(Stored items)

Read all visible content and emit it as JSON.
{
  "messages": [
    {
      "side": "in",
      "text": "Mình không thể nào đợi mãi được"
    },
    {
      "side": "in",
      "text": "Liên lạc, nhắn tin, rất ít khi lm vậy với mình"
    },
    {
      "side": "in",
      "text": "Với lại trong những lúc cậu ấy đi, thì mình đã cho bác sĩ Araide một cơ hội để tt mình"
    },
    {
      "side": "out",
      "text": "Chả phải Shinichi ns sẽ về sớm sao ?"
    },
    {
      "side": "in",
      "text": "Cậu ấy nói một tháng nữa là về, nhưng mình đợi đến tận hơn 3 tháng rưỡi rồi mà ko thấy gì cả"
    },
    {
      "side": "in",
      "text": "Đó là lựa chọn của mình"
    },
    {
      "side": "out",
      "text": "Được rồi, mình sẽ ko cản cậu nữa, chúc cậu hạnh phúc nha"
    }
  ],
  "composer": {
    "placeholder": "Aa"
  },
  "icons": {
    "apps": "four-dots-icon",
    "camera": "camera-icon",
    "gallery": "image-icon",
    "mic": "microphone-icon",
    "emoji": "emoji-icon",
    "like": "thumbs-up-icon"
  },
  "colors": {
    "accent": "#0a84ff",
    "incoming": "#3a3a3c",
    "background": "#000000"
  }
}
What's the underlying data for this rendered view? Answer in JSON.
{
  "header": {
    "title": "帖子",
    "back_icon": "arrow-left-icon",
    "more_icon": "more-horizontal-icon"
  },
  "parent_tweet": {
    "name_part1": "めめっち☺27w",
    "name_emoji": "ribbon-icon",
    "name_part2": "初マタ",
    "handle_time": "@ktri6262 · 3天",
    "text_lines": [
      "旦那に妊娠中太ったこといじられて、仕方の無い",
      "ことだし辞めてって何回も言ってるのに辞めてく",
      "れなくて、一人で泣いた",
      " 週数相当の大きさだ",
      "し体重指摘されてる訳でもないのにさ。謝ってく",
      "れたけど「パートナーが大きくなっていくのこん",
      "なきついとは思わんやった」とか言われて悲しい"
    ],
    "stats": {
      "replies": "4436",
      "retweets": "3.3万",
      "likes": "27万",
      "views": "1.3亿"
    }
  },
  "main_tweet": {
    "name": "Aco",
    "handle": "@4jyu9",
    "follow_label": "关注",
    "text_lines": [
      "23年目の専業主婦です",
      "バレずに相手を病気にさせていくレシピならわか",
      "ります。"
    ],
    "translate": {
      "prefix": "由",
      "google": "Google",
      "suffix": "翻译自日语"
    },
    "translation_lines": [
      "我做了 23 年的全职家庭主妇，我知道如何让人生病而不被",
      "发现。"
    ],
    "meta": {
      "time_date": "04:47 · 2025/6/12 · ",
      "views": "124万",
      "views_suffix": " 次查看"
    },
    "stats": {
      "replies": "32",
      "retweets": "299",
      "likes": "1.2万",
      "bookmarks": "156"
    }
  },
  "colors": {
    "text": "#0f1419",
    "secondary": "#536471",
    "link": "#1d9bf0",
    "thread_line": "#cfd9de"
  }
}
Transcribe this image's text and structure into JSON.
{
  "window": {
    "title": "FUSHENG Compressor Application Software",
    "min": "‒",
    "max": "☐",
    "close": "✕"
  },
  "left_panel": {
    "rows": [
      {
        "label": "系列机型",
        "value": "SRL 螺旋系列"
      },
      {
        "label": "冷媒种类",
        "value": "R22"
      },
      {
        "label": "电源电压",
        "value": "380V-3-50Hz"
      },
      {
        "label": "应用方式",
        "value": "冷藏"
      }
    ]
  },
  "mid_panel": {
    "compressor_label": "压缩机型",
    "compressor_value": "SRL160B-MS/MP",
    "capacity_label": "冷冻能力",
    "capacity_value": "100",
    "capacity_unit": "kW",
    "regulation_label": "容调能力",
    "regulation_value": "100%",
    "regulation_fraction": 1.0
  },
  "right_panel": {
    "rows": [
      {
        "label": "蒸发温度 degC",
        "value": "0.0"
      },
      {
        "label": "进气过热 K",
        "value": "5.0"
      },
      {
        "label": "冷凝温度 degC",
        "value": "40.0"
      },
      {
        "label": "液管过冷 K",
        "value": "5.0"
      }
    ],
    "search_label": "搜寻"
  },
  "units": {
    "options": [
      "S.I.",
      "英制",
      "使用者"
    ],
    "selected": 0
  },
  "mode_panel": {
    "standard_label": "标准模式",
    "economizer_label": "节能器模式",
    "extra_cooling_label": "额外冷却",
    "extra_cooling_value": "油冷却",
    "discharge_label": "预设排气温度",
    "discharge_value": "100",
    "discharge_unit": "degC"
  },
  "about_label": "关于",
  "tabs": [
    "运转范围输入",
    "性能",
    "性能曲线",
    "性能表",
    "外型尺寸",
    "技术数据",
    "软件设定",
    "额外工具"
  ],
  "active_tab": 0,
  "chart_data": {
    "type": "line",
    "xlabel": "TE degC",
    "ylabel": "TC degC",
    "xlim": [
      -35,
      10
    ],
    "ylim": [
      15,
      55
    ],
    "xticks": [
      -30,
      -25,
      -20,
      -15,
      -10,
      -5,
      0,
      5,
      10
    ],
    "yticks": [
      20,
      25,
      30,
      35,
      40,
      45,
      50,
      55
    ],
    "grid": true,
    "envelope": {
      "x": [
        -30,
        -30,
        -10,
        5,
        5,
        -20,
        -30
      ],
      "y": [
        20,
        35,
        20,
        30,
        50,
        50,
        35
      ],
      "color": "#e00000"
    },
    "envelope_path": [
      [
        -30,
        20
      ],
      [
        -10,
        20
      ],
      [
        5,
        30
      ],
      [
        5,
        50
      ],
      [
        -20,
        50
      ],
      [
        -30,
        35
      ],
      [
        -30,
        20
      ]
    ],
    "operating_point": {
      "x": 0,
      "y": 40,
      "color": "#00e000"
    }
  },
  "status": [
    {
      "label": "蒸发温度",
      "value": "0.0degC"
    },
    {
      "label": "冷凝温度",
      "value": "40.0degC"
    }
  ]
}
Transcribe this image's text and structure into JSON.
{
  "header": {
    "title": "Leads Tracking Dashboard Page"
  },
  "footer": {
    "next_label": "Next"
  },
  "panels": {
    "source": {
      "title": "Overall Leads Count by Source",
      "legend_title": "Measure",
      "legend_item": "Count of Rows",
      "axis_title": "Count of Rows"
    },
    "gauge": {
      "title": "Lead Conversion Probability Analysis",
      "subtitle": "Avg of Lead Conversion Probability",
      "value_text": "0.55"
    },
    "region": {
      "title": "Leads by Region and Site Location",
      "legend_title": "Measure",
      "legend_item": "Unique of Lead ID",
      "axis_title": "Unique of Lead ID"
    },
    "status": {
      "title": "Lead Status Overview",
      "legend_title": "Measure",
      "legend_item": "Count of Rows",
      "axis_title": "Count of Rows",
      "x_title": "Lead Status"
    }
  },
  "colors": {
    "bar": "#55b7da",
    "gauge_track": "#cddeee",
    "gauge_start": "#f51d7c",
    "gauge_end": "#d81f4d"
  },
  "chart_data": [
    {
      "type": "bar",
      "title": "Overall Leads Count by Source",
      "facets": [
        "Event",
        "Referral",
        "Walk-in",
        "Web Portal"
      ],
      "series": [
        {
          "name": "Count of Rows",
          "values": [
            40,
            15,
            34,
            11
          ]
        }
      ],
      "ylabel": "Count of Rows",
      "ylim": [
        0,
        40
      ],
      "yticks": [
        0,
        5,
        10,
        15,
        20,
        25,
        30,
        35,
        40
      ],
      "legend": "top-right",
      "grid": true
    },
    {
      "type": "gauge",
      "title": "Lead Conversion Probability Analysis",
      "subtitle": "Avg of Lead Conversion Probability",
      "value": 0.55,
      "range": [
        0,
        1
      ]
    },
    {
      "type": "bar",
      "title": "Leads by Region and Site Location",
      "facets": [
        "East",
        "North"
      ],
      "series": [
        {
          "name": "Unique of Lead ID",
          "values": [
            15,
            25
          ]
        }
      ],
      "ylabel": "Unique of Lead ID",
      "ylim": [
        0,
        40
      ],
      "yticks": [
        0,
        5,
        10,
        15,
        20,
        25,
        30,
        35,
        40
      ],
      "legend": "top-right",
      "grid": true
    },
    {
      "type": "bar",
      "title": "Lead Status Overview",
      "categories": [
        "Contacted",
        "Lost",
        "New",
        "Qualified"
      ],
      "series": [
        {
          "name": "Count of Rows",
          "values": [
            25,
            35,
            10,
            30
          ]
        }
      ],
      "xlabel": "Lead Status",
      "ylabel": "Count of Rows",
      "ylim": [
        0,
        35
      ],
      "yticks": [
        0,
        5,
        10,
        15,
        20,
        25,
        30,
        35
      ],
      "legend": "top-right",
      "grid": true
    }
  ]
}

• **Set exercise**:
What is the number of lines in the records above that include the word "Unique"? Reply with that number and nothing more.

• **Task answer**:
4